(Recorded data)

━━━

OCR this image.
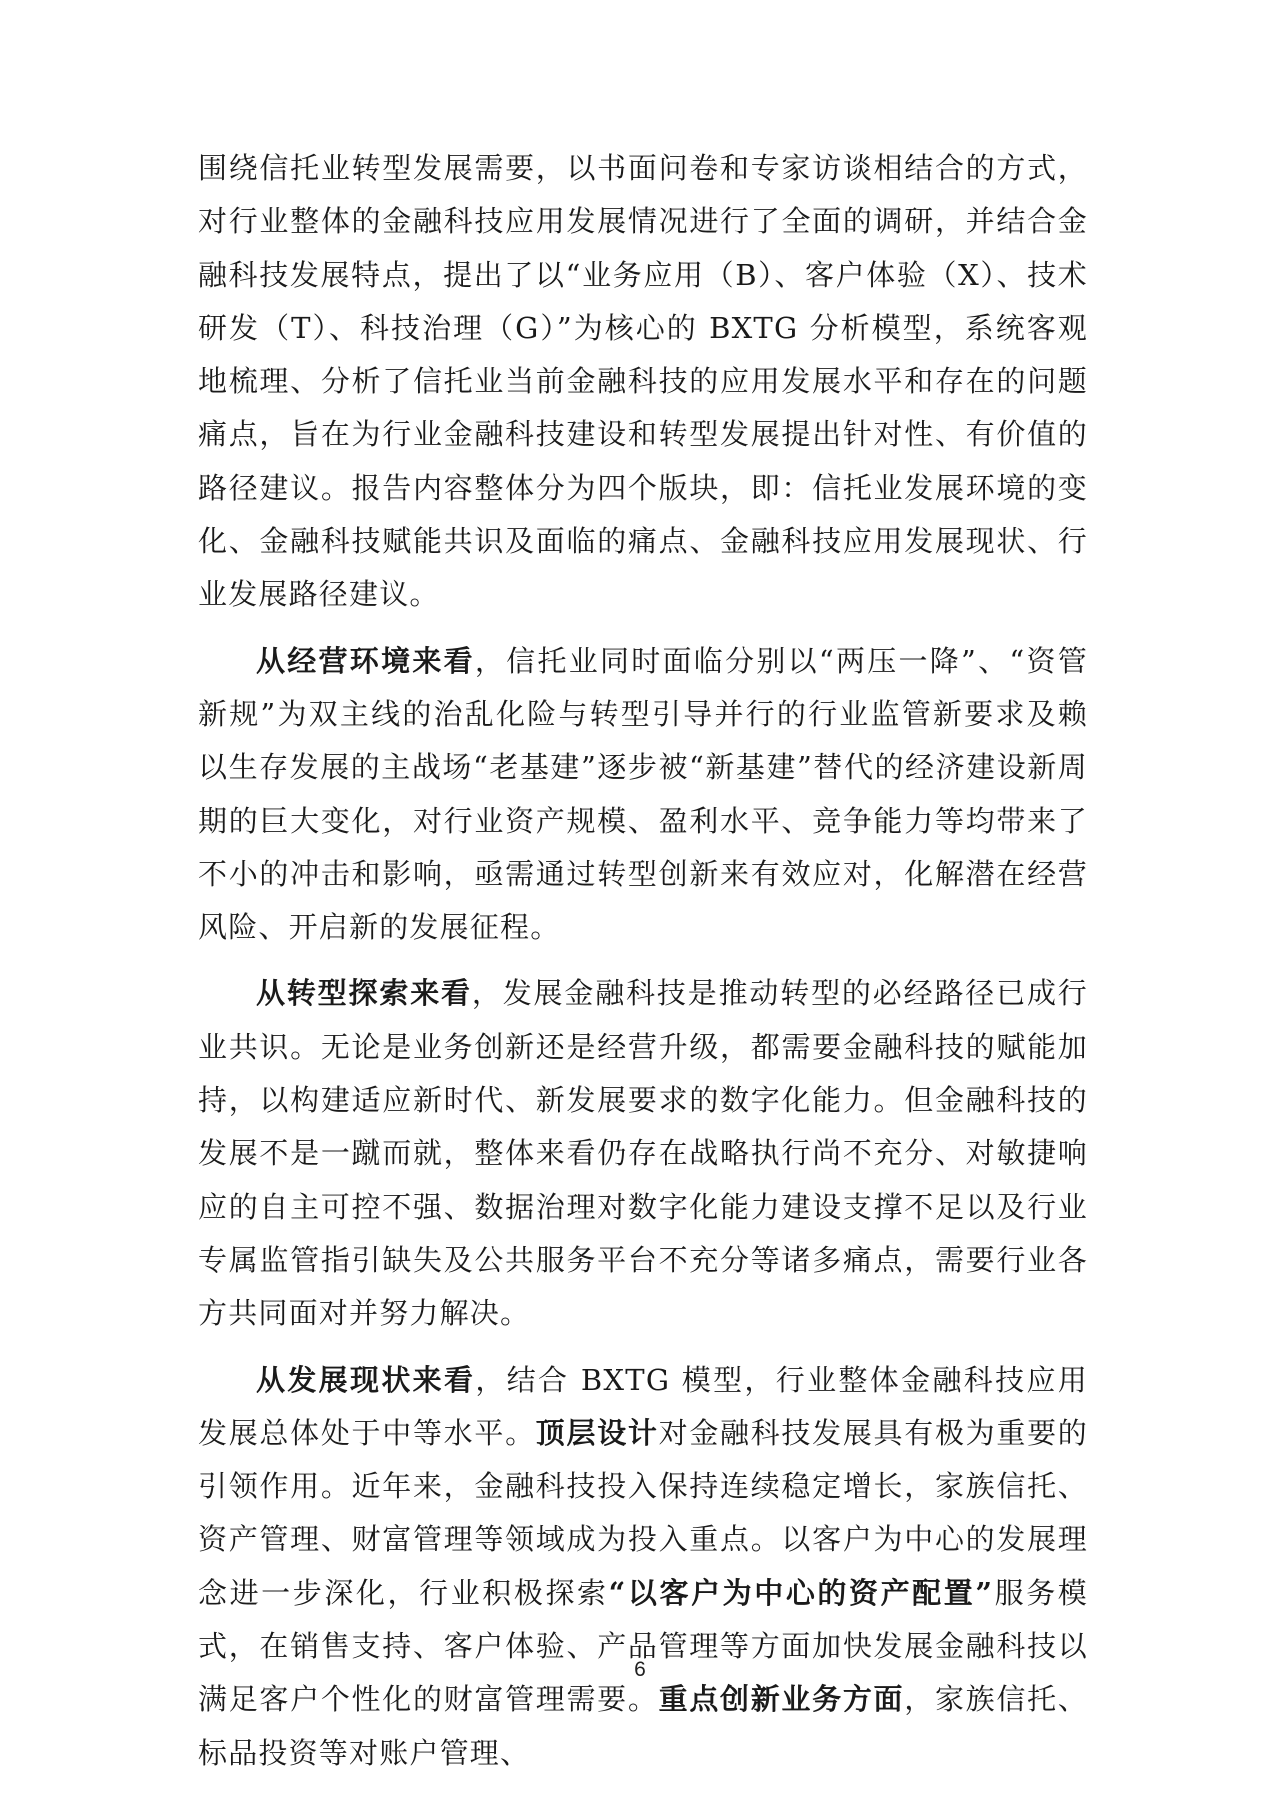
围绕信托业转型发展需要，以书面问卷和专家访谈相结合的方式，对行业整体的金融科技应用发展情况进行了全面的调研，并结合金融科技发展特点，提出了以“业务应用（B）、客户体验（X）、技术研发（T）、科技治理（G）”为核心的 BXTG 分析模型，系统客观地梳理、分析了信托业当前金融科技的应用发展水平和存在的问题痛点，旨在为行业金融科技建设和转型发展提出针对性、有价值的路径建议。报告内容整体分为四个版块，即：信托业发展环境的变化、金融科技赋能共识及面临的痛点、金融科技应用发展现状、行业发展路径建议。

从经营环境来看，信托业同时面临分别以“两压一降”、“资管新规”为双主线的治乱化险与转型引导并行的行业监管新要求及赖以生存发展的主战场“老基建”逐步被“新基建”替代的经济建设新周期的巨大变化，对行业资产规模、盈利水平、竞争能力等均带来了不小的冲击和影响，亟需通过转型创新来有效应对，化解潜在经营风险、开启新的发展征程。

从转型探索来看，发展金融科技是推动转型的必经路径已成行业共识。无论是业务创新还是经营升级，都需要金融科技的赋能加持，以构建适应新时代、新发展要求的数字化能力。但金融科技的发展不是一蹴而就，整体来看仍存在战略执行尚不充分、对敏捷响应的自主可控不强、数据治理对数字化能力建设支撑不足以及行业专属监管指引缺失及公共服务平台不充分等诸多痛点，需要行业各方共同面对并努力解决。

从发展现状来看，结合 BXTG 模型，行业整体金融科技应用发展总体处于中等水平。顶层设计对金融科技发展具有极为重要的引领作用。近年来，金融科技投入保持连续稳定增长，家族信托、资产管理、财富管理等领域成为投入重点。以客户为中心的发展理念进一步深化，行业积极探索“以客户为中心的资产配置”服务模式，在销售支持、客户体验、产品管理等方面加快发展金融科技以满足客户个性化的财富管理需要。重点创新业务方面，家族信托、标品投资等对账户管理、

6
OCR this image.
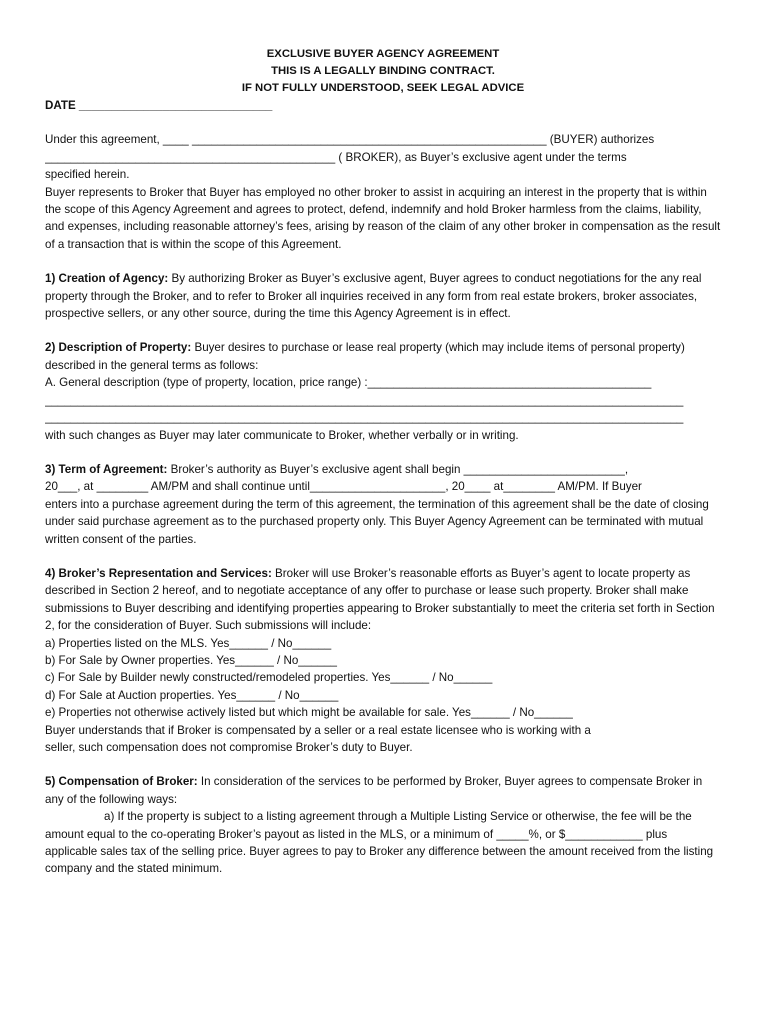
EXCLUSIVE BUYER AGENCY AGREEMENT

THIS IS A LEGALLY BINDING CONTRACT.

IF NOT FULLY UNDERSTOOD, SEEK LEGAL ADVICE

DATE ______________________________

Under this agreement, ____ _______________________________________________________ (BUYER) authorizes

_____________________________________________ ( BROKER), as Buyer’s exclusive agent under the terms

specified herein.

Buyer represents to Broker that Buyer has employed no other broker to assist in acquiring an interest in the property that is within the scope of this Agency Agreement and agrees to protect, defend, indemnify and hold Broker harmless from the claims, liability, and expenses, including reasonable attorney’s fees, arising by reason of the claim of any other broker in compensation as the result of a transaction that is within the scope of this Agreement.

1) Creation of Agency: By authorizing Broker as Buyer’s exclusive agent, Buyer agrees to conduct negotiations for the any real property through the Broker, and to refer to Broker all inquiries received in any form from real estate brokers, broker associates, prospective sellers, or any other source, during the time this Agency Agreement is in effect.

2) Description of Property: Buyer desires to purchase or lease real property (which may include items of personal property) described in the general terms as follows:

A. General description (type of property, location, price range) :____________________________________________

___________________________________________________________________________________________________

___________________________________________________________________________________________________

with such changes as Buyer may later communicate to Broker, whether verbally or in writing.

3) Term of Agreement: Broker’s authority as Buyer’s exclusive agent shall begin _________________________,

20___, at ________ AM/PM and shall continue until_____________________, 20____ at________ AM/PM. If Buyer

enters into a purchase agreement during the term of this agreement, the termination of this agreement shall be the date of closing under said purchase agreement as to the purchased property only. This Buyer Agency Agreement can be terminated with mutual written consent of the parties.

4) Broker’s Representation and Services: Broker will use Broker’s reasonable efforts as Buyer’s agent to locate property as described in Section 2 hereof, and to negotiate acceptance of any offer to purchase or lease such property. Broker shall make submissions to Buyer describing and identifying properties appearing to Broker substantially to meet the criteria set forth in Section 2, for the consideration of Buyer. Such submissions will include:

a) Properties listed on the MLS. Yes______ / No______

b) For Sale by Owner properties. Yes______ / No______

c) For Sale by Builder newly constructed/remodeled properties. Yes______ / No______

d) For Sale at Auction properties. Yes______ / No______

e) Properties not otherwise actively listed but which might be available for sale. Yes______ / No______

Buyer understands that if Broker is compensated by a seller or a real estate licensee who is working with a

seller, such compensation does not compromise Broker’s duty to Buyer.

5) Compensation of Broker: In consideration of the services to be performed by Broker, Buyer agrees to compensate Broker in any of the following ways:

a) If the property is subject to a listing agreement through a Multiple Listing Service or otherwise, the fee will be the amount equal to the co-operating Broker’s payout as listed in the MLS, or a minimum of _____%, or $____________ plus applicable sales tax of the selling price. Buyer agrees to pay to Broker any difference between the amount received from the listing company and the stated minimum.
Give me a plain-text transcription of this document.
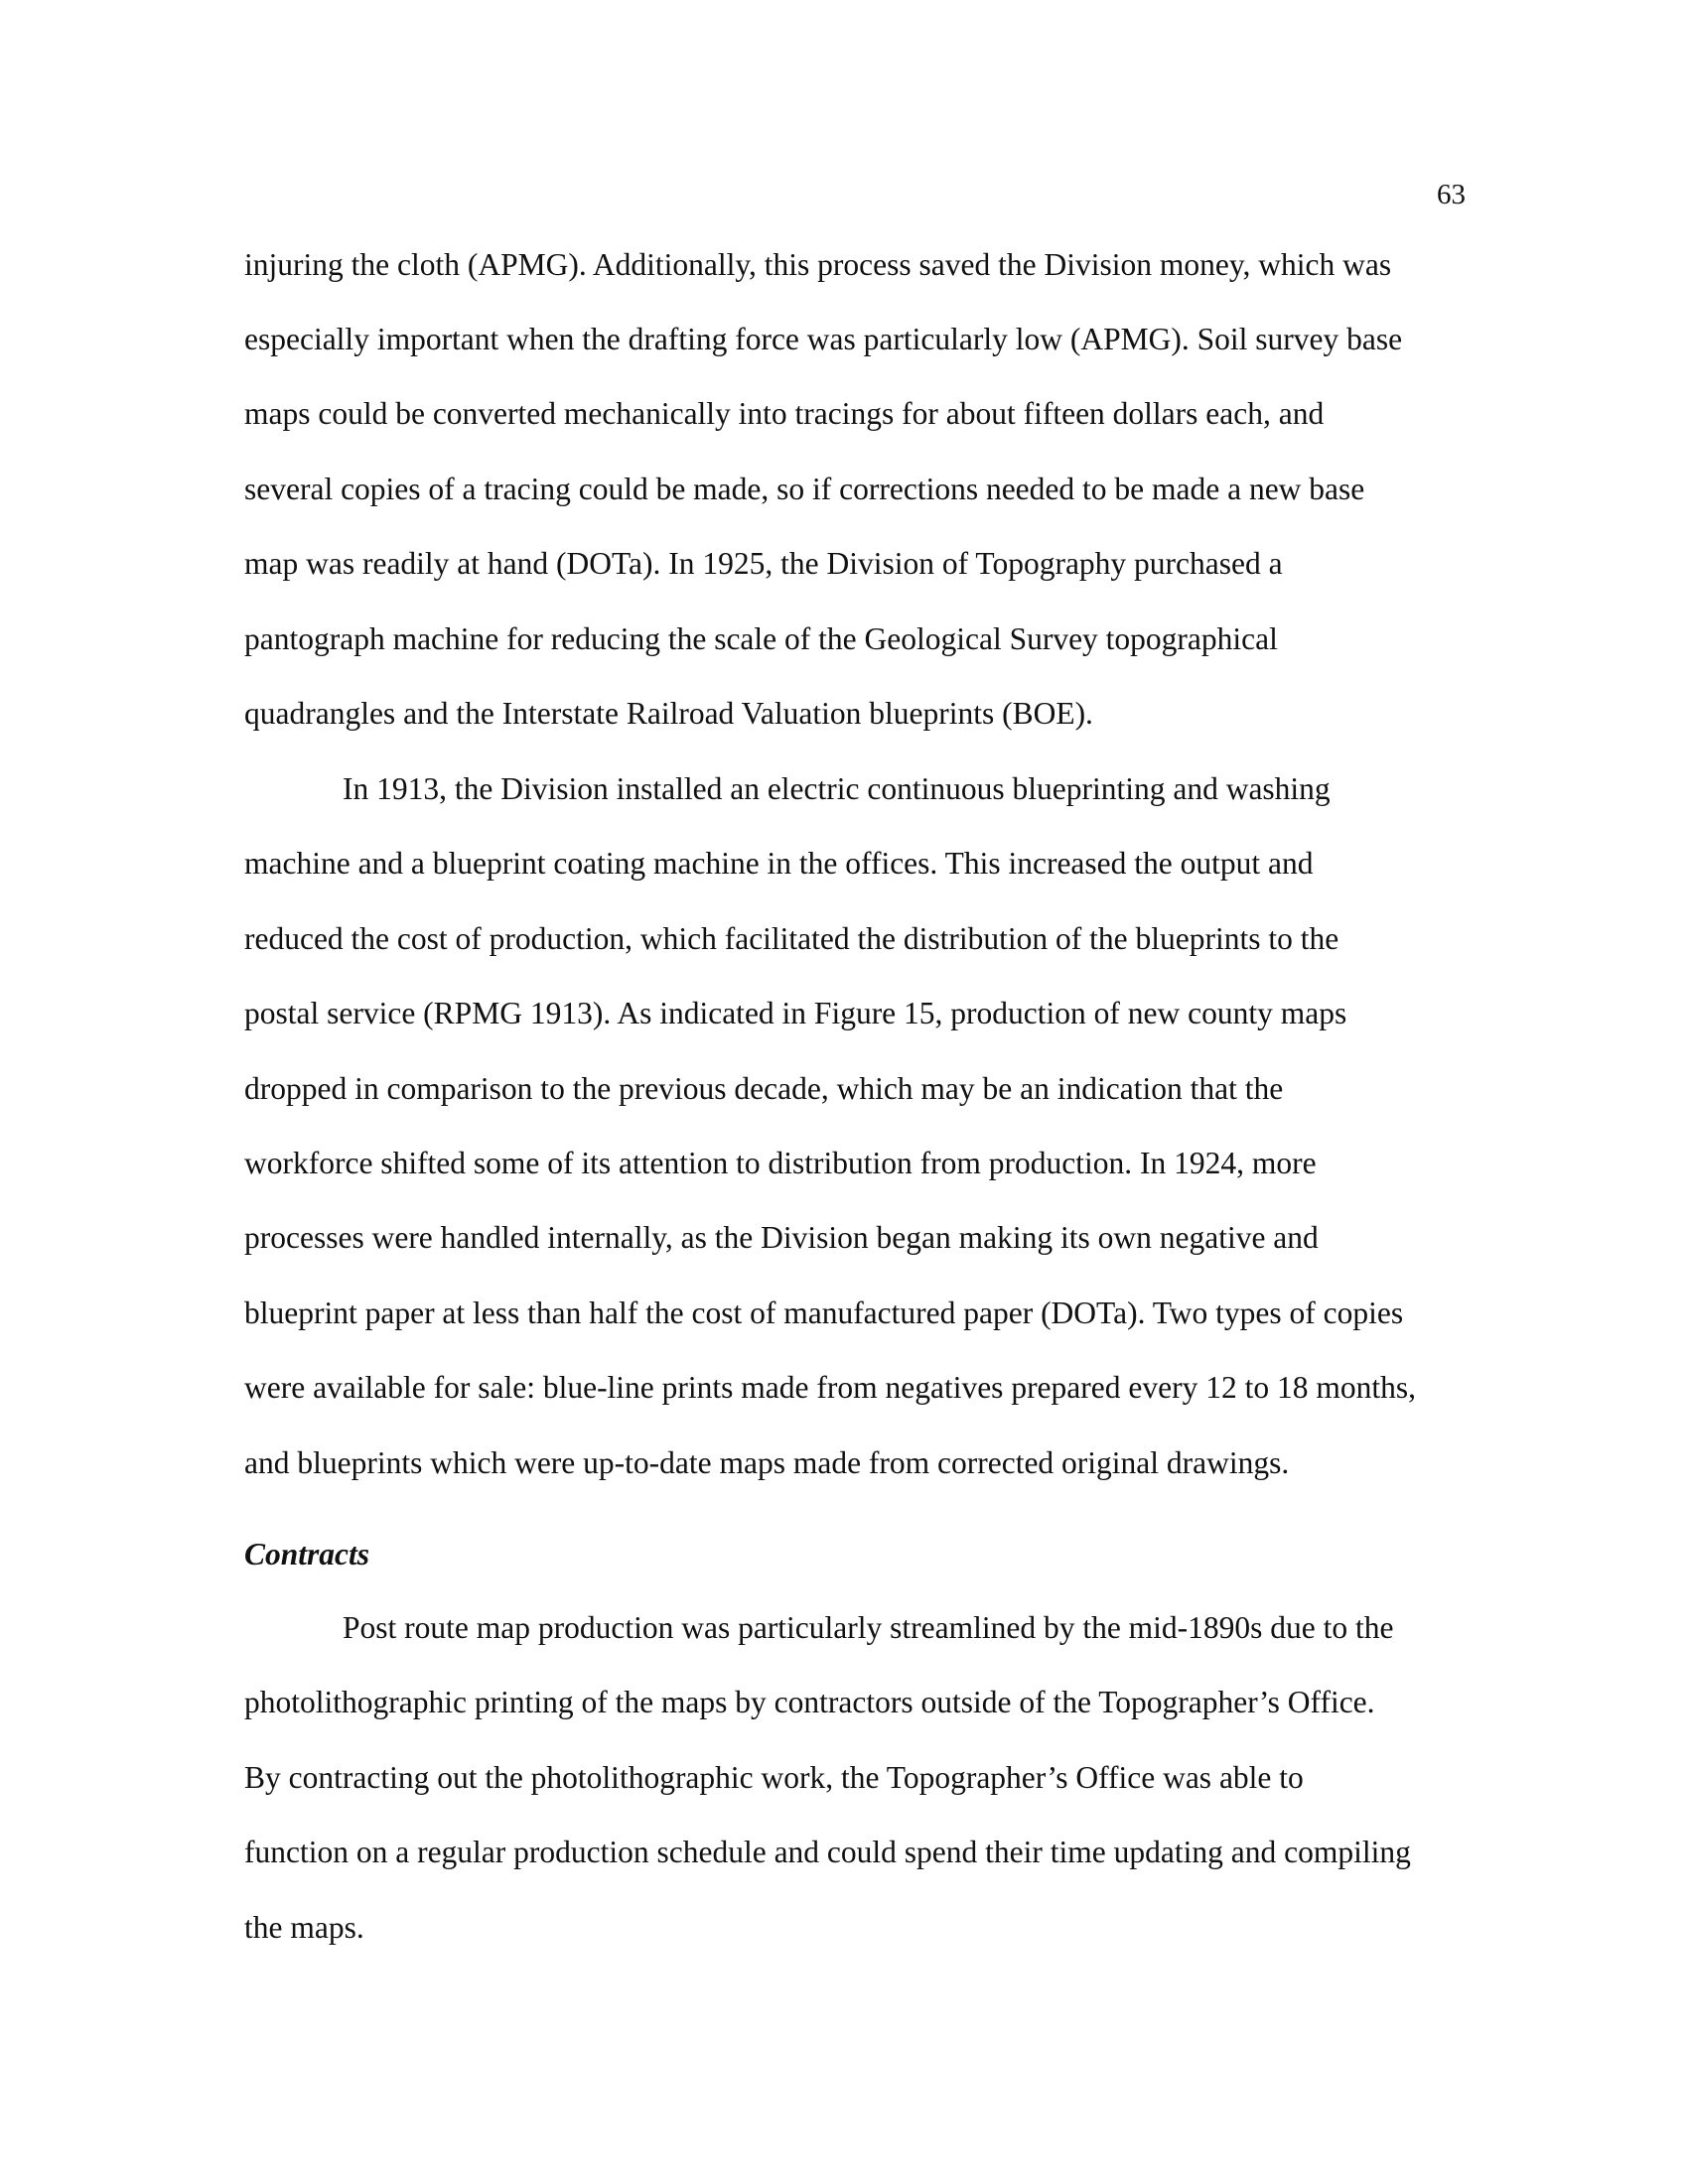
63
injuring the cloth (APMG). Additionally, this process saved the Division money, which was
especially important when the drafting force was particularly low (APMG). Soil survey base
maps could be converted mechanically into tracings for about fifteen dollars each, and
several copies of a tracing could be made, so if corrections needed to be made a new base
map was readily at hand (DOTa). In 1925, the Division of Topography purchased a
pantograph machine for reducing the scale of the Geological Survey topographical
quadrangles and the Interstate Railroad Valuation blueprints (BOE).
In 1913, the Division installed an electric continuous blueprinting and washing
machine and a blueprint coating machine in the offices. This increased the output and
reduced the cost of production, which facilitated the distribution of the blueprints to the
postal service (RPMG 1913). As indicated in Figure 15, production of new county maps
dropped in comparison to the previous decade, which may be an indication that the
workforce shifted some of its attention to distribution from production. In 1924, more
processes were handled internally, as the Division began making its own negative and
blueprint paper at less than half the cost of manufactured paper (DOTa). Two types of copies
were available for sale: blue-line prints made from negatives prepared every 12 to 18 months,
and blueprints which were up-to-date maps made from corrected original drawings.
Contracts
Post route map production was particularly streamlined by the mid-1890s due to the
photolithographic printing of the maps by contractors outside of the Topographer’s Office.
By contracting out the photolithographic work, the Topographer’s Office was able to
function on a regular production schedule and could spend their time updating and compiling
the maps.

━━━

- [Problem description] Copy every single line of the material above that holds "purchased".

- [The response]
enters into a purchase agreement during the term of this agreement, the termination of this agreement shall be the date of closing under said purchase agreement as to the purchased property only. This Buyer Agency Agreement can be terminated with mutual written consent of the parties.
map was readily at hand (DOTa). In 1925, the Division of Topography purchased a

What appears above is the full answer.